## What you should do
Omit every picture while repeating the entries exactly.

## Supplied data
------------------------------

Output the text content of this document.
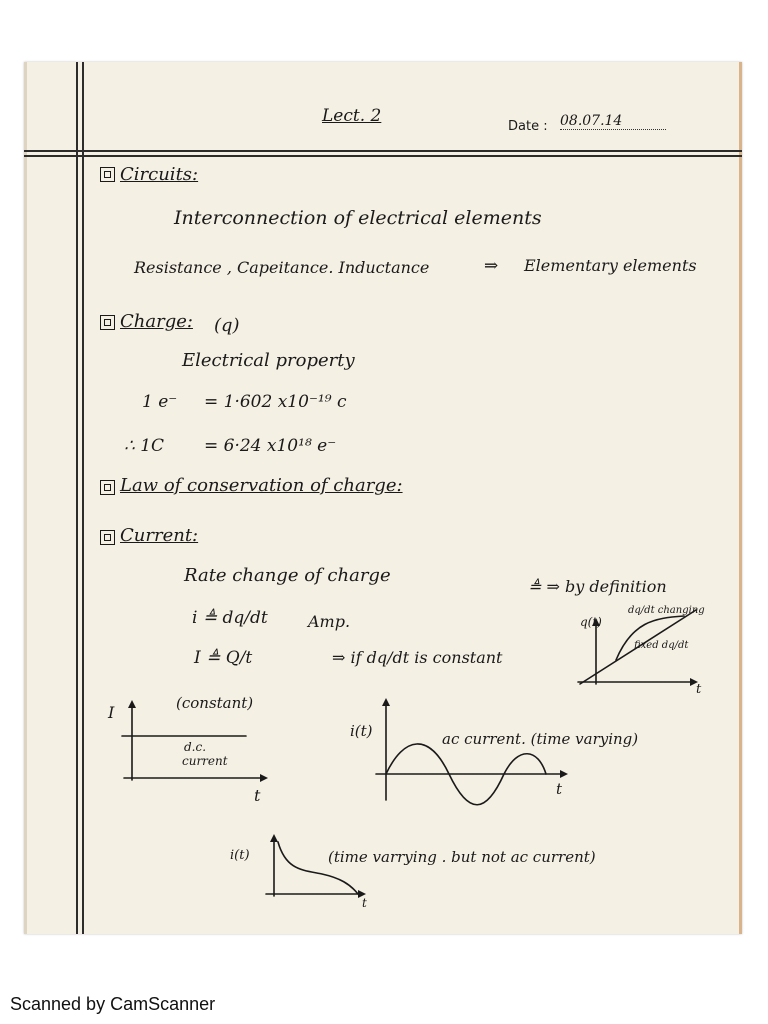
Lect. 2
Date : 08.07.14
Circuits:
Interconnection of electrical elements
Resistance , Capeitance. Inductance	⇒ Elementary elements
Charge: (q)
Electrical property
1 e⁻ = 1·602 x10⁻¹⁹ c
∴ 1C = 6·24 x10¹⁸ e⁻
Law of conservation of charge:
Current:
Rate change of charge
i ≜ dq/dt	Amp.
≜ ⇒ by definition
I ≜ Q/t	⇒ if dq/dt is constant
q(t)
t
dq/dt changing
fixed dq/dt
I
t
(constant)
d.c.
current
i(t)
t
ac current. (time varying)
i(t)
t
(time varrying . but not ac current)
Scanned by CamScanner
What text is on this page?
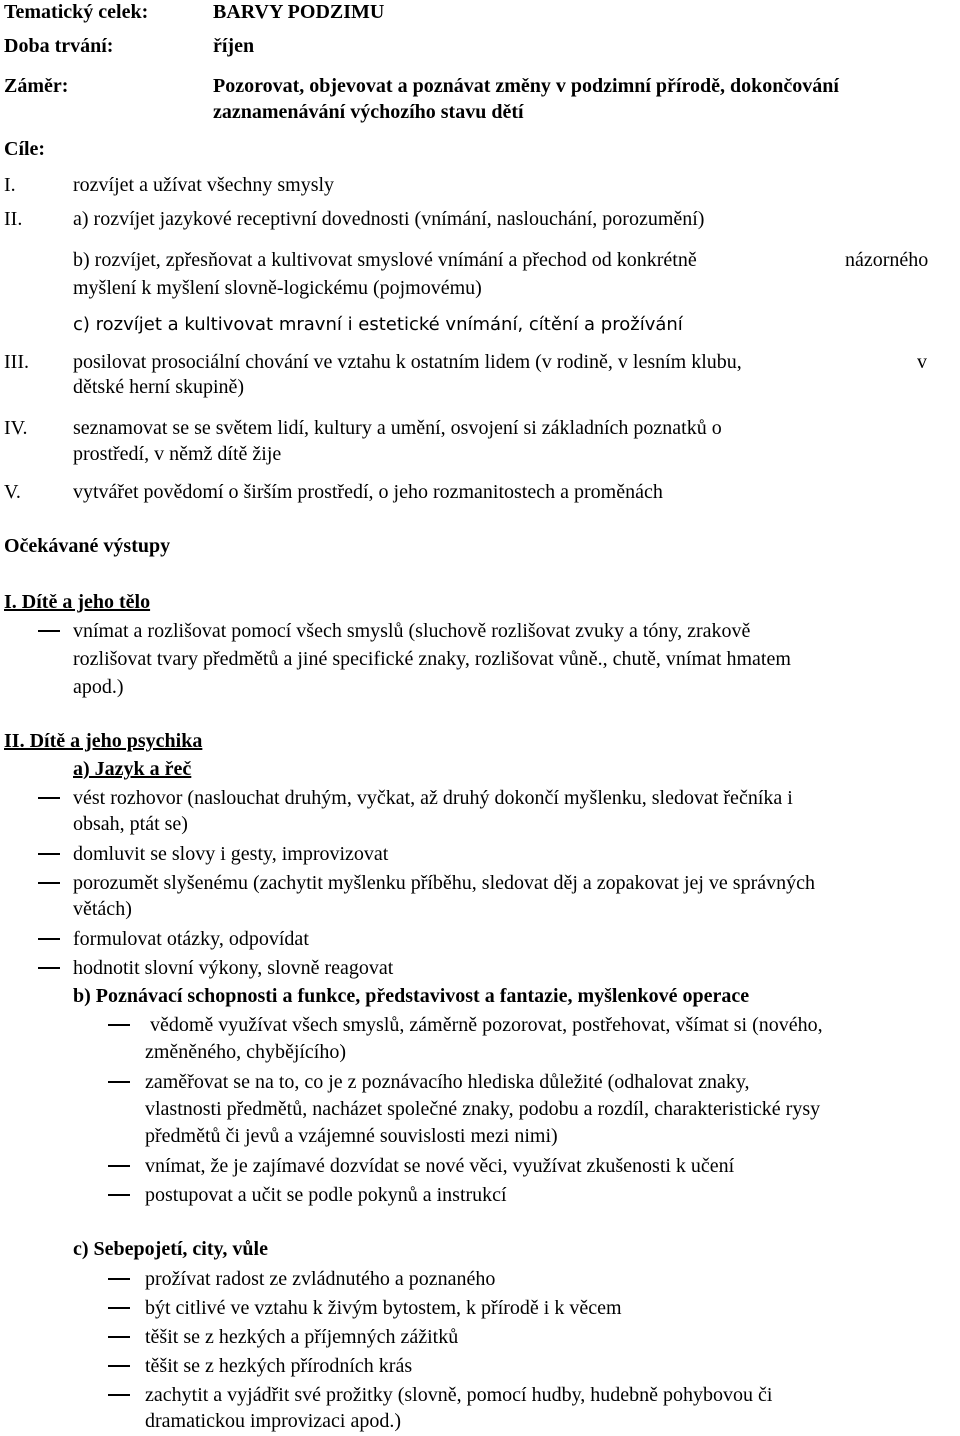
Tematický celek:	BARVY PODZIMU
Doba trvání:	říjen
Záměr:	Pozorovat, objevovat a poznávat změny v podzimní přírodě, dokončování
zaznamenávání výchozího stavu dětí
Cíle:
I.	rozvíjet a užívat všechny smysly
II.	a) rozvíjet jazykové receptivní dovednosti (vnímání, naslouchání, porozumění)
b) rozvíjet, zpřesňovat a kultivovat smyslové vnímání a přechod od konkrétně	názorného
myšlení k myšlení slovně-logickému (pojmovému)
c) rozvíjet a kultivovat mravní i estetické vnímání, cítění a prožívání
III. posilovat prosociální chování ve vztahu k ostatním lidem (v rodině, v lesním klubu,	v
dětské herní skupině)
IV. seznamovat se se světem lidí, kultury a umění, osvojení si základních poznatků o
prostředí, v němž dítě žije
V.	vytvářet povědomí o širším prostředí, o jeho rozmanitostech a proměnách
Očekávané výstupy
I. Dítě a jeho tělo
vnímat a rozlišovat pomocí všech smyslů (sluchově rozlišovat zvuky a tóny, zrakově
rozlišovat tvary předmětů a jiné specifické znaky, rozlišovat vůně., chutě, vnímat hmatem
apod.)
II. Dítě a jeho psychika
a) Jazyk a řeč
vést rozhovor (naslouchat druhým, vyčkat, až druhý dokončí myšlenku, sledovat řečníka i
obsah, ptát se)
domluvit se slovy i gesty, improvizovat
porozumět slyšenému (zachytit myšlenku příběhu, sledovat děj a zopakovat jej ve správných
větách)
formulovat otázky, odpovídat
hodnotit slovní výkony, slovně reagovat
b) Poznávací schopnosti a funkce, představivost a fantazie, myšlenkové operace
vědomě využívat všech smyslů, záměrně pozorovat, postřehovat, všímat si (nového,
změněného, chybějícího)
zaměřovat se na to, co je z poznávacího hlediska důležité (odhalovat znaky,
vlastnosti předmětů, nacházet společné znaky, podobu a rozdíl, charakteristické rysy
předmětů či jevů a vzájemné souvislosti mezi nimi)
vnímat, že je zajímavé dozvídat se nové věci, využívat zkušenosti k učení
postupovat a učit se podle pokynů a instrukcí
c) Sebepojetí, city, vůle
prožívat radost ze zvládnutého a poznaného
být citlivé ve vztahu k živým bytostem, k přírodě i k věcem
těšit se z hezkých a příjemných zážitků
těšit se z hezkých přírodních krás
zachytit a vyjádřit své prožitky (slovně, pomocí hudby, hudebně pohybovou či
dramatickou improvizaci apod.)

------------------------------

## Finished answer
Output the text content of this document.
Lect. 2
Date : 08.07.14
Circuits:
Interconnection of electrical elements
Resistance , Capeitance. Inductance	⇒ Elementary elements
Charge: (q)
Electrical property
1 e⁻ = 1·602 x10⁻¹⁹ c
∴ 1C = 6·24 x10¹⁸ e⁻
Law of conservation of charge:
Current:
Rate change of charge
i ≜ dq/dt	Amp.
≜ ⇒ by definition
I ≜ Q/t	⇒ if dq/dt is constant
q(t)
t
dq/dt changing
fixed dq/dt
I
t
(constant)
d.c.
current
i(t)
t
ac current. (time varying)
i(t)
t
(time varrying . but not ac current)
Scanned by CamScanner
What text is on this page?
Tematický celek:	BARVY PODZIMU
Doba trvání:	říjen
Záměr:	Pozorovat, objevovat a poznávat změny v podzimní přírodě, dokončování
zaznamenávání výchozího stavu dětí
Cíle:
I.	rozvíjet a užívat všechny smysly
II.	a) rozvíjet jazykové receptivní dovednosti (vnímání, naslouchání, porozumění)
b) rozvíjet, zpřesňovat a kultivovat smyslové vnímání a přechod od konkrétně	názorného
myšlení k myšlení slovně-logickému (pojmovému)
c) rozvíjet a kultivovat mravní i estetické vnímání, cítění a prožívání
III. posilovat prosociální chování ve vztahu k ostatním lidem (v rodině, v lesním klubu,	v
dětské herní skupině)
IV. seznamovat se se světem lidí, kultury a umění, osvojení si základních poznatků o
prostředí, v němž dítě žije
V.	vytvářet povědomí o širším prostředí, o jeho rozmanitostech a proměnách
Očekávané výstupy
I. Dítě a jeho tělo
vnímat a rozlišovat pomocí všech smyslů (sluchově rozlišovat zvuky a tóny, zrakově
rozlišovat tvary předmětů a jiné specifické znaky, rozlišovat vůně., chutě, vnímat hmatem
apod.)
II. Dítě a jeho psychika
a) Jazyk a řeč
vést rozhovor (naslouchat druhým, vyčkat, až druhý dokončí myšlenku, sledovat řečníka i
obsah, ptát se)
domluvit se slovy i gesty, improvizovat
porozumět slyšenému (zachytit myšlenku příběhu, sledovat děj a zopakovat jej ve správných
větách)
formulovat otázky, odpovídat
hodnotit slovní výkony, slovně reagovat
b) Poznávací schopnosti a funkce, představivost a fantazie, myšlenkové operace
vědomě využívat všech smyslů, záměrně pozorovat, postřehovat, všímat si (nového,
změněného, chybějícího)
zaměřovat se na to, co je z poznávacího hlediska důležité (odhalovat znaky,
vlastnosti předmětů, nacházet společné znaky, podobu a rozdíl, charakteristické rysy
předmětů či jevů a vzájemné souvislosti mezi nimi)
vnímat, že je zajímavé dozvídat se nové věci, využívat zkušenosti k učení
postupovat a učit se podle pokynů a instrukcí
c) Sebepojetí, city, vůle
prožívat radost ze zvládnutého a poznaného
být citlivé ve vztahu k živým bytostem, k přírodě i k věcem
těšit se z hezkých a příjemných zážitků
těšit se z hezkých přírodních krás
zachytit a vyjádřit své prožitky (slovně, pomocí hudby, hudebně pohybovou či
dramatickou improvizaci apod.)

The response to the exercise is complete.